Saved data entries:
........

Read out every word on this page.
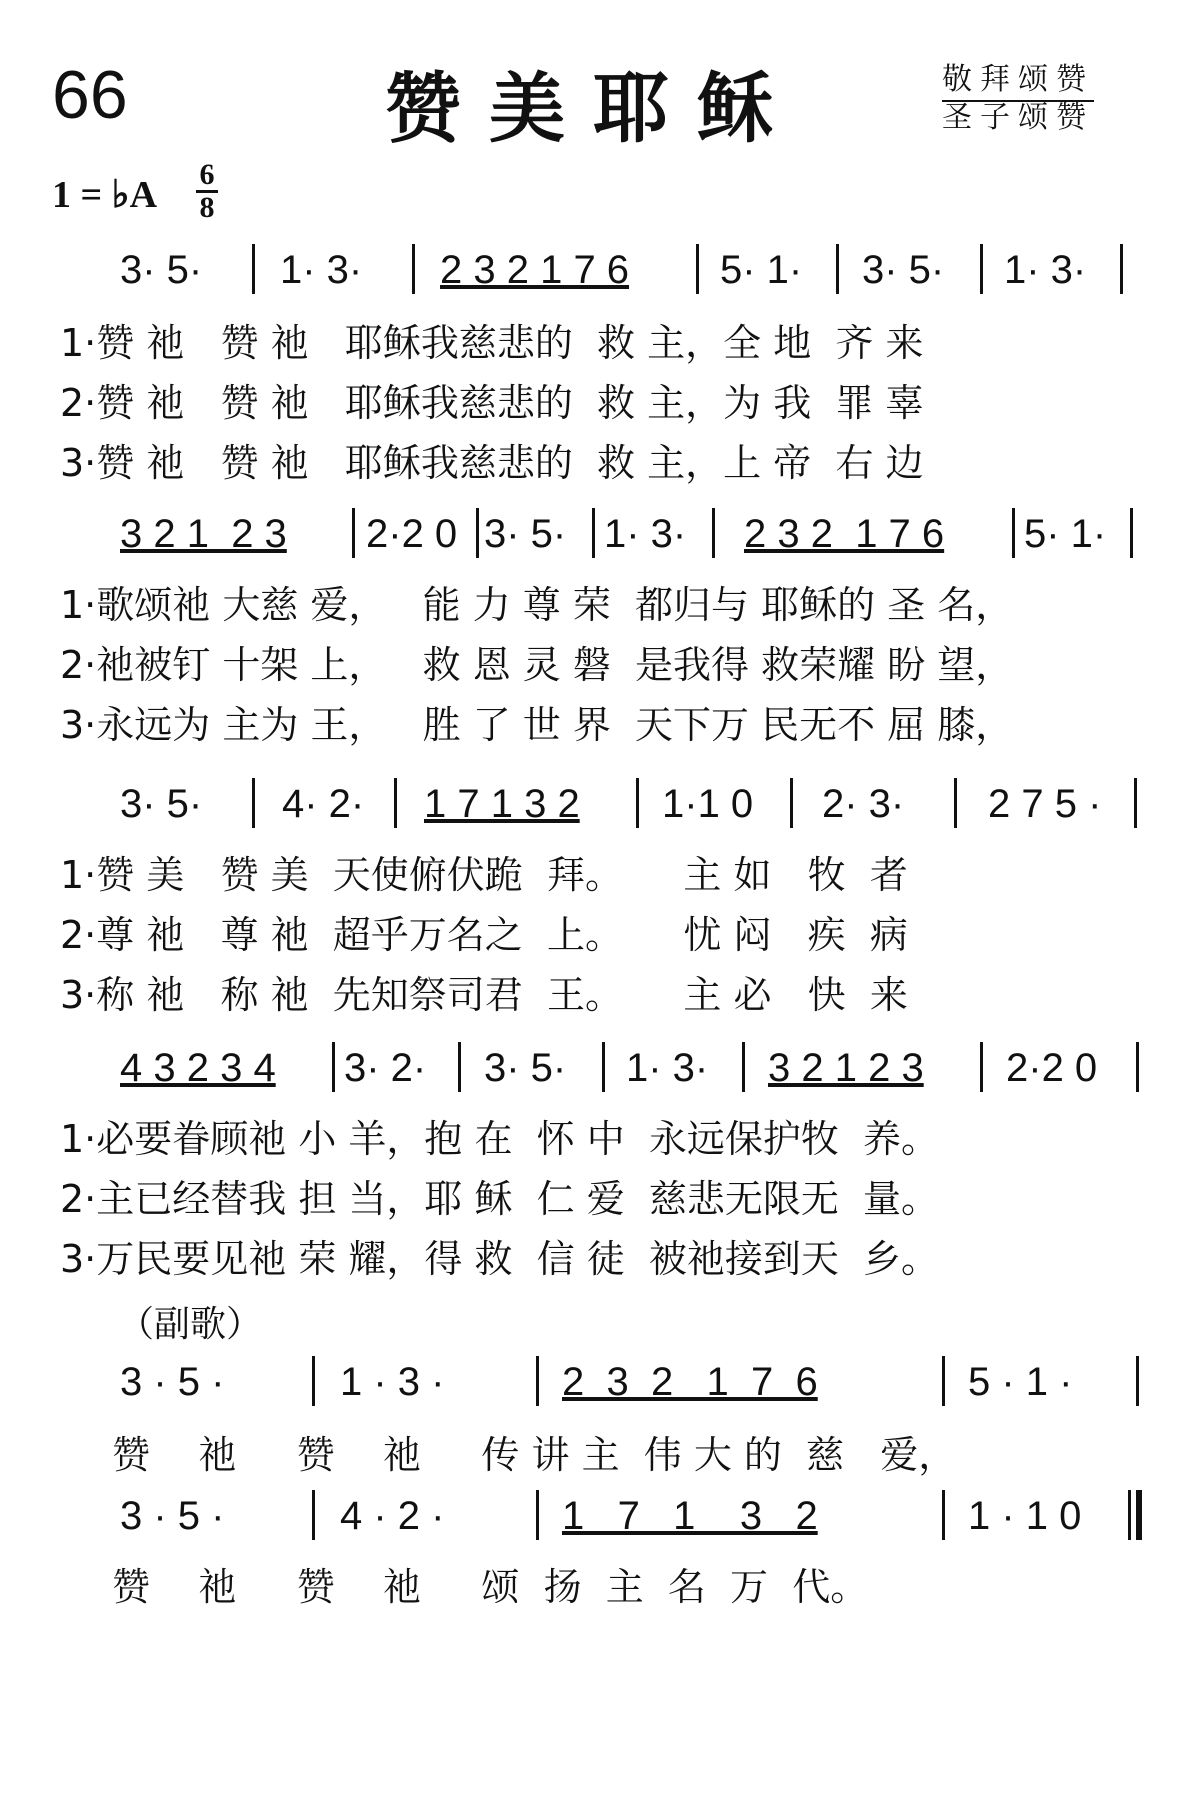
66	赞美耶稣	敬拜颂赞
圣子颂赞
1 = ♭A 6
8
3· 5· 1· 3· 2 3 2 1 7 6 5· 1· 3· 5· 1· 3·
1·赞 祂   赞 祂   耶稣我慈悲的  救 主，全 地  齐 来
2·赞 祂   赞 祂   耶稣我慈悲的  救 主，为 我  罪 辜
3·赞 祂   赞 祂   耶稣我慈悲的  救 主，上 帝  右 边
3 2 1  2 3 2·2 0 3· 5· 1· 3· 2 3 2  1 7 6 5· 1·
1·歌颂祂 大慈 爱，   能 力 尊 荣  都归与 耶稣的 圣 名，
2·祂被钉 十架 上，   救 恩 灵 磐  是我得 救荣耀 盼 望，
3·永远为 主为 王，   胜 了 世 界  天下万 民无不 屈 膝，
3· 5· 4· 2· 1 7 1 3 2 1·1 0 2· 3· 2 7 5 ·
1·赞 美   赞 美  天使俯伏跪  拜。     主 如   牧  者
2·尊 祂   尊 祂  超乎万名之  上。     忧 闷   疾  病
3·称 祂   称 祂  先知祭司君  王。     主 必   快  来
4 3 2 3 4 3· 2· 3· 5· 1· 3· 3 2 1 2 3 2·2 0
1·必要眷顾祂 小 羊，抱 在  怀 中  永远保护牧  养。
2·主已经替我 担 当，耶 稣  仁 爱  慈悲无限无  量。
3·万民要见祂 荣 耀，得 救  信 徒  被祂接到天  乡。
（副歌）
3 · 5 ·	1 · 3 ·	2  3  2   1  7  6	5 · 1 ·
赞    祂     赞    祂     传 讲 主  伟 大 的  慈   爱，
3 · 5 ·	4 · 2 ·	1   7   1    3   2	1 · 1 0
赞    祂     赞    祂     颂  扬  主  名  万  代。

........

Quote the data exactly, leaving every image out of the copy.

Exercise solution:
Read out every word on this page.
66	赞美耶稣	敬拜颂赞
圣子颂赞
1 = ♭A 6
8
3· 5· 1· 3· 2 3 2 1 7 6 5· 1· 3· 5· 1· 3·
1·赞 祂   赞 祂   耶稣我慈悲的  救 主，全 地  齐 来
2·赞 祂   赞 祂   耶稣我慈悲的  救 主，为 我  罪 辜
3·赞 祂   赞 祂   耶稣我慈悲的  救 主，上 帝  右 边
3 2 1  2 3 2·2 0 3· 5· 1· 3· 2 3 2  1 7 6 5· 1·
1·歌颂祂 大慈 爱，   能 力 尊 荣  都归与 耶稣的 圣 名，
2·祂被钉 十架 上，   救 恩 灵 磐  是我得 救荣耀 盼 望，
3·永远为 主为 王，   胜 了 世 界  天下万 民无不 屈 膝，
3· 5· 4· 2· 1 7 1 3 2 1·1 0 2· 3· 2 7 5 ·
1·赞 美   赞 美  天使俯伏跪  拜。     主 如   牧  者
2·尊 祂   尊 祂  超乎万名之  上。     忧 闷   疾  病
3·称 祂   称 祂  先知祭司君  王。     主 必   快  来
4 3 2 3 4 3· 2· 3· 5· 1· 3· 3 2 1 2 3 2·2 0
1·必要眷顾祂 小 羊，抱 在  怀 中  永远保护牧  养。
2·主已经替我 担 当，耶 稣  仁 爱  慈悲无限无  量。
3·万民要见祂 荣 耀，得 救  信 徒  被祂接到天  乡。
（副歌）
3 · 5 ·	1 · 3 ·	2  3  2   1  7  6	5 · 1 ·
赞    祂     赞    祂     传 讲 主  伟 大 的  慈   爱，
3 · 5 ·	4 · 2 ·	1   7   1    3   2	1 · 1 0
赞    祂     赞    祂     颂  扬  主  名  万  代。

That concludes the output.